■ What you will do ■
Collect all lines from the listing that include the string "loss".

■ Data in this exercise ■
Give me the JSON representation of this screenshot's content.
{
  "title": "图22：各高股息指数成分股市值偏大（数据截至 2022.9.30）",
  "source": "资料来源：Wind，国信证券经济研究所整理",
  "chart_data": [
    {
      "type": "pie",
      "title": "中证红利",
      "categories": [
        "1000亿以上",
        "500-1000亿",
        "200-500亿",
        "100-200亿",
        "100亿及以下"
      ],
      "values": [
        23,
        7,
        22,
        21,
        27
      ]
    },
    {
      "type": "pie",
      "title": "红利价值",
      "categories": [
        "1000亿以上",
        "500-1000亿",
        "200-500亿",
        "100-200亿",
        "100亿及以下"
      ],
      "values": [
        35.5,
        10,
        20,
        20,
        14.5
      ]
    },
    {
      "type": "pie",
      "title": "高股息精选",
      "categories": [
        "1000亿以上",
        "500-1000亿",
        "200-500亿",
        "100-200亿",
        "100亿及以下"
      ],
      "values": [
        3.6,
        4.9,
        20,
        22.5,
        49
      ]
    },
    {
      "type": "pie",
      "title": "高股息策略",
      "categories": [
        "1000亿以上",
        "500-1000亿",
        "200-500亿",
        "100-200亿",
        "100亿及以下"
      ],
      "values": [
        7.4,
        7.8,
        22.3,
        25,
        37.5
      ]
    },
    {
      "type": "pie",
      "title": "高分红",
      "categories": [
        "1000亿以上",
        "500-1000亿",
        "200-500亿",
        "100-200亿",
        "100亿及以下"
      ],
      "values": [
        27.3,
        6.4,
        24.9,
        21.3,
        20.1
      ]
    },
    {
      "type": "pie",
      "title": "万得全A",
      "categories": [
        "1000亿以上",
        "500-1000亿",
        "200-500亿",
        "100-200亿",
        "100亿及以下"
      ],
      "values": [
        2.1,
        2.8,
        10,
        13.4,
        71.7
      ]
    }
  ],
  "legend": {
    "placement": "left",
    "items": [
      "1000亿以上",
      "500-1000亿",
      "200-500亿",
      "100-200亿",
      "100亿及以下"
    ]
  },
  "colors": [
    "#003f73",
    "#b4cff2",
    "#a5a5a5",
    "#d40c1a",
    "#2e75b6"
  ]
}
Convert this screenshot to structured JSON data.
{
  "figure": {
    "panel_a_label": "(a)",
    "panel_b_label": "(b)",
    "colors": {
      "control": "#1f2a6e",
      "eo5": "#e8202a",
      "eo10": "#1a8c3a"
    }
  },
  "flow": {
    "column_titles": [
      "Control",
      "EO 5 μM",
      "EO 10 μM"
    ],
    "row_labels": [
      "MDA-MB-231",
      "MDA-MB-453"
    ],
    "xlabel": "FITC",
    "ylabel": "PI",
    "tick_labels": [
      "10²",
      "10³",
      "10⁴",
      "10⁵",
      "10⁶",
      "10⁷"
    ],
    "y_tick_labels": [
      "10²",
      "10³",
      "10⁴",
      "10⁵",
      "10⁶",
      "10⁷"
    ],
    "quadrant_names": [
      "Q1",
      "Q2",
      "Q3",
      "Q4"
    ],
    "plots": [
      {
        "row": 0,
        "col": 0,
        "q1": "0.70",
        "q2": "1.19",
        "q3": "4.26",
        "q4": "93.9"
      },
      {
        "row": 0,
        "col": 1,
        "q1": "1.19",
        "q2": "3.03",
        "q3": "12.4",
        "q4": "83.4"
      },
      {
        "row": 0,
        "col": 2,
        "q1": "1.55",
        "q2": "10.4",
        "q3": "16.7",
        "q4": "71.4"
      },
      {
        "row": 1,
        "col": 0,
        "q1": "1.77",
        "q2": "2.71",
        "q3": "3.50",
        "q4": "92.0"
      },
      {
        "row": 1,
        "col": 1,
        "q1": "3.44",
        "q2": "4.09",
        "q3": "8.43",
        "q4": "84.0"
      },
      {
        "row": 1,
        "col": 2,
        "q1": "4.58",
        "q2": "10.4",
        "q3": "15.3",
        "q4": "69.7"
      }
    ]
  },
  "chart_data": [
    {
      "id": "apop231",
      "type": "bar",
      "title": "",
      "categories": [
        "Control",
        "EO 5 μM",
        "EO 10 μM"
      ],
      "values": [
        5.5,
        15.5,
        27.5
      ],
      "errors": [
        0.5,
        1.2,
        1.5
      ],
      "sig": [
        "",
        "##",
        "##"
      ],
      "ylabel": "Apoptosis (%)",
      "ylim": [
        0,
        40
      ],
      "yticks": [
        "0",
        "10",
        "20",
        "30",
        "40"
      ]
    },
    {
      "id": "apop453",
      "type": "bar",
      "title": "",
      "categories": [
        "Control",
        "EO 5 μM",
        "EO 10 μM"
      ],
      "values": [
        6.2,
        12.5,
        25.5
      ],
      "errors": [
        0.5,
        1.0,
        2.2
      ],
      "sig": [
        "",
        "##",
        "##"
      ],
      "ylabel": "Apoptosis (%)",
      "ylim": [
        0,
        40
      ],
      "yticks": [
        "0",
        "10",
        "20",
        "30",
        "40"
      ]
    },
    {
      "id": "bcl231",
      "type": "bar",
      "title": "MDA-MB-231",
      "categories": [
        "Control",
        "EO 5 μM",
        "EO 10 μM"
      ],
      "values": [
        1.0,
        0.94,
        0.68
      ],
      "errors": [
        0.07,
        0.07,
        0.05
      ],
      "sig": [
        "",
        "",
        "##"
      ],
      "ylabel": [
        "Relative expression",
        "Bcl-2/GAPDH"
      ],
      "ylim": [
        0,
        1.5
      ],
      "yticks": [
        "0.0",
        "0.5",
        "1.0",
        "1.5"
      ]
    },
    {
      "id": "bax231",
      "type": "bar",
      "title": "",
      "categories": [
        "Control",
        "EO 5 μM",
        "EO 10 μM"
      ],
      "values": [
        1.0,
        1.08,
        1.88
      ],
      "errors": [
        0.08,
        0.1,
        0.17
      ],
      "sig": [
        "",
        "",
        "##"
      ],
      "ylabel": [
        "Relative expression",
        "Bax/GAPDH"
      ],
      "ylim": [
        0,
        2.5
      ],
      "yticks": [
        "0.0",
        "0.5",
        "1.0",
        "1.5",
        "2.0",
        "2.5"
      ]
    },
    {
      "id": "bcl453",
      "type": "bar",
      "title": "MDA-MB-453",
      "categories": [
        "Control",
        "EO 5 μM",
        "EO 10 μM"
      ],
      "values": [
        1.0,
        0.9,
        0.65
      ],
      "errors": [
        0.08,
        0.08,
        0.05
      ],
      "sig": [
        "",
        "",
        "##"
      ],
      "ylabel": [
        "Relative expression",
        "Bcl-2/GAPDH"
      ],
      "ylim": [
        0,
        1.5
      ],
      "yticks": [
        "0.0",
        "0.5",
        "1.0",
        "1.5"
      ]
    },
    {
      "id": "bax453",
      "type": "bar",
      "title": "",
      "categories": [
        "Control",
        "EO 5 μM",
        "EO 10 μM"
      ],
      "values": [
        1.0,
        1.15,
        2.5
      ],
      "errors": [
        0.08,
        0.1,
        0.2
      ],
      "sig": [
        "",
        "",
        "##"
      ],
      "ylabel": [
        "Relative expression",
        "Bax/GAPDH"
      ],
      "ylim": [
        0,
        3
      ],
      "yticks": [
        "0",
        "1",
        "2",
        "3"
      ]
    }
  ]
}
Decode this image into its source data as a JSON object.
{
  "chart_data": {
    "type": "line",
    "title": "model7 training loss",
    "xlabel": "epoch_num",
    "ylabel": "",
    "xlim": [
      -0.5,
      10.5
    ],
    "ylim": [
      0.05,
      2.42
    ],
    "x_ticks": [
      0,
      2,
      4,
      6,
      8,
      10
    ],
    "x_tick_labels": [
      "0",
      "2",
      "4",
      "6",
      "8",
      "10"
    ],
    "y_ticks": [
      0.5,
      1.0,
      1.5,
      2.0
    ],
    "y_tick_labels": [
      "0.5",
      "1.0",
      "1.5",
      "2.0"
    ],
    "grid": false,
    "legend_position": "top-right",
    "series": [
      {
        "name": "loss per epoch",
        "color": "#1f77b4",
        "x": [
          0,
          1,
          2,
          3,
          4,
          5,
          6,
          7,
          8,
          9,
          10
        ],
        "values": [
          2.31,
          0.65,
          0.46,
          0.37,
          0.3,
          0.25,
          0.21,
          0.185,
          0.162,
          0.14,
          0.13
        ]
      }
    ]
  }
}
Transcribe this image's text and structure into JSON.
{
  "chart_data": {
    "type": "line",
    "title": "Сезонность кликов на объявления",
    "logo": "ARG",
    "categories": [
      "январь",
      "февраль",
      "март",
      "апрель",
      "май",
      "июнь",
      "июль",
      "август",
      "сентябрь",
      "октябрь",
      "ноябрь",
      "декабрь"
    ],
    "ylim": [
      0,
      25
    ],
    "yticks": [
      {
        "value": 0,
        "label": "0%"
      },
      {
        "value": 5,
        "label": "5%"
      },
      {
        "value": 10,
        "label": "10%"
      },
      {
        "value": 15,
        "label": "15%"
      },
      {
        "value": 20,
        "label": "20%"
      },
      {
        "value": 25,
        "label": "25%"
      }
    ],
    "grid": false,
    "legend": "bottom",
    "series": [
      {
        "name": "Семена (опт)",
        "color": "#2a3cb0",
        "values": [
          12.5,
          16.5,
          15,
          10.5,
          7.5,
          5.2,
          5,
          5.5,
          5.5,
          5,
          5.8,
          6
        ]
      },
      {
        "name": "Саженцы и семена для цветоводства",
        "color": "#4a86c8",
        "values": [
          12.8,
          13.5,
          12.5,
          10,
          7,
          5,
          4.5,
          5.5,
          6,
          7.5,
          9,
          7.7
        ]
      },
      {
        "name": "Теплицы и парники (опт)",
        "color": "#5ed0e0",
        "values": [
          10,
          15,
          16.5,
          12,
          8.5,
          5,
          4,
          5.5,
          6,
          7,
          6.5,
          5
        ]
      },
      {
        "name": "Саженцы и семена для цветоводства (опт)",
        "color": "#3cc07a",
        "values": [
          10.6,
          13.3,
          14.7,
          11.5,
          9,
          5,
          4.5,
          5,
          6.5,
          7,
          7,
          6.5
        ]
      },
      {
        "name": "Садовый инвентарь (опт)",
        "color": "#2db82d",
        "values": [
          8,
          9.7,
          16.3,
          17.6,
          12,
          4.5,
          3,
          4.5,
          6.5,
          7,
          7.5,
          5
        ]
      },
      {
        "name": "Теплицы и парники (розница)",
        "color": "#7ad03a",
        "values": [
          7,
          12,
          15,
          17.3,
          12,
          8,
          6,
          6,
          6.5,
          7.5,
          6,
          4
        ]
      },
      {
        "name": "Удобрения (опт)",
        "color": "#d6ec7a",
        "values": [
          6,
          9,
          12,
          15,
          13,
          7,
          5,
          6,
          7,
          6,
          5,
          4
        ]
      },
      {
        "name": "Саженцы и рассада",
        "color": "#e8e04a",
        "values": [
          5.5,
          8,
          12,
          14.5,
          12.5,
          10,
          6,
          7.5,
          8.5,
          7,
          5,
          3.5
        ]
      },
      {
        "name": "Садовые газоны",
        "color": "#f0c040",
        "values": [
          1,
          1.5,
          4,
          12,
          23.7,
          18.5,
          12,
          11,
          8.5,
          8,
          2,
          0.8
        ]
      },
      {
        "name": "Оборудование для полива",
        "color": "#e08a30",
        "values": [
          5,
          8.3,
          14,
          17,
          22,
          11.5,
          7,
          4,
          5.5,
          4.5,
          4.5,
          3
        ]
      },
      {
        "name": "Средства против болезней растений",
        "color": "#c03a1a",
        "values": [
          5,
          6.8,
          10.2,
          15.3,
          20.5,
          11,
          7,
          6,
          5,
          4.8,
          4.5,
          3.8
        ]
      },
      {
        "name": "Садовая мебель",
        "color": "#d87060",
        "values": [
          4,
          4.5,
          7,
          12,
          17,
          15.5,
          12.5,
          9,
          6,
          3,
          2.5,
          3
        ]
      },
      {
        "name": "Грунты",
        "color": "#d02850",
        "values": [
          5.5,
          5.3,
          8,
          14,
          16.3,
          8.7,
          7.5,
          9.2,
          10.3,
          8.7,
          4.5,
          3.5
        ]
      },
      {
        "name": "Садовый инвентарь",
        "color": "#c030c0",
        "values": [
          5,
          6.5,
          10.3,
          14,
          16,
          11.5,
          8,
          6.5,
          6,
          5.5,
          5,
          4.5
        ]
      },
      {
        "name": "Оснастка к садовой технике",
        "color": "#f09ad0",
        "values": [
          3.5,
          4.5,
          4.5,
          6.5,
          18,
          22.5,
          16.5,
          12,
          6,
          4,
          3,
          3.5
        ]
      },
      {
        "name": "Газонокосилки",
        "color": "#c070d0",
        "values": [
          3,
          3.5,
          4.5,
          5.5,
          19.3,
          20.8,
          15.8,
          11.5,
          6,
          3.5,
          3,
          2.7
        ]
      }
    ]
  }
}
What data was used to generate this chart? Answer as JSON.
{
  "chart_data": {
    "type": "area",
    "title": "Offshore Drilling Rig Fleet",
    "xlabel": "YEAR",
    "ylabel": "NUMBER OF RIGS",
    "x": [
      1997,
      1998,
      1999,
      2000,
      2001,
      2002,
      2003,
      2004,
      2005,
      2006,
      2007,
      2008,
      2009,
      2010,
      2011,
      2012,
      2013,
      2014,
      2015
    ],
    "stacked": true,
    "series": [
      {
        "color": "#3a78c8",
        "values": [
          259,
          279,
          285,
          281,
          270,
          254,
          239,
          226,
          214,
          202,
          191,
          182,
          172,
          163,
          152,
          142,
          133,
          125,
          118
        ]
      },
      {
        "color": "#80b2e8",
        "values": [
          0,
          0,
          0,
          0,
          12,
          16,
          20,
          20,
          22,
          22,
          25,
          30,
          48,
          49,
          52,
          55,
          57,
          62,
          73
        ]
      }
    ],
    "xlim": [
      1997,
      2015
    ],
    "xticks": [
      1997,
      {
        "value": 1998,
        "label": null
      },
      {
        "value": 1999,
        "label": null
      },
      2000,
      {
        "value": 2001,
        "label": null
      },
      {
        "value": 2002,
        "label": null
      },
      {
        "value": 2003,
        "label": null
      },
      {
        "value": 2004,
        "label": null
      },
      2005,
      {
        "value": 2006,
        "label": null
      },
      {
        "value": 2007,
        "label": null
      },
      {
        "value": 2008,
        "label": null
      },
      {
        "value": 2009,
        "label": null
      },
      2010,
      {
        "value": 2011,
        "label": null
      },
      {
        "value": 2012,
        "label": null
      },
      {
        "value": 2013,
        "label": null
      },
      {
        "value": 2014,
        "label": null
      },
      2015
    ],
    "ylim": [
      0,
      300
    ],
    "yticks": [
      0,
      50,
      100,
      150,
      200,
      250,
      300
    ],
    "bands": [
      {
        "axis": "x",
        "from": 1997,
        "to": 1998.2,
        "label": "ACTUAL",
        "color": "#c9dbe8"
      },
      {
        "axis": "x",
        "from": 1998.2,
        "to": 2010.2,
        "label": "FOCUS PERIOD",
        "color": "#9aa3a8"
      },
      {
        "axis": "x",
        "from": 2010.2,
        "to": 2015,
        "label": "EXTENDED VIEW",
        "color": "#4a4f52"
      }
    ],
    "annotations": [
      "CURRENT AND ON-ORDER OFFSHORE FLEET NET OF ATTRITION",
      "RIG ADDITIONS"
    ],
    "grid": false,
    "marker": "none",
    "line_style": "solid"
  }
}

■ Finished task ■
    "title": "model7 training loss",
        "name": "loss per epoch",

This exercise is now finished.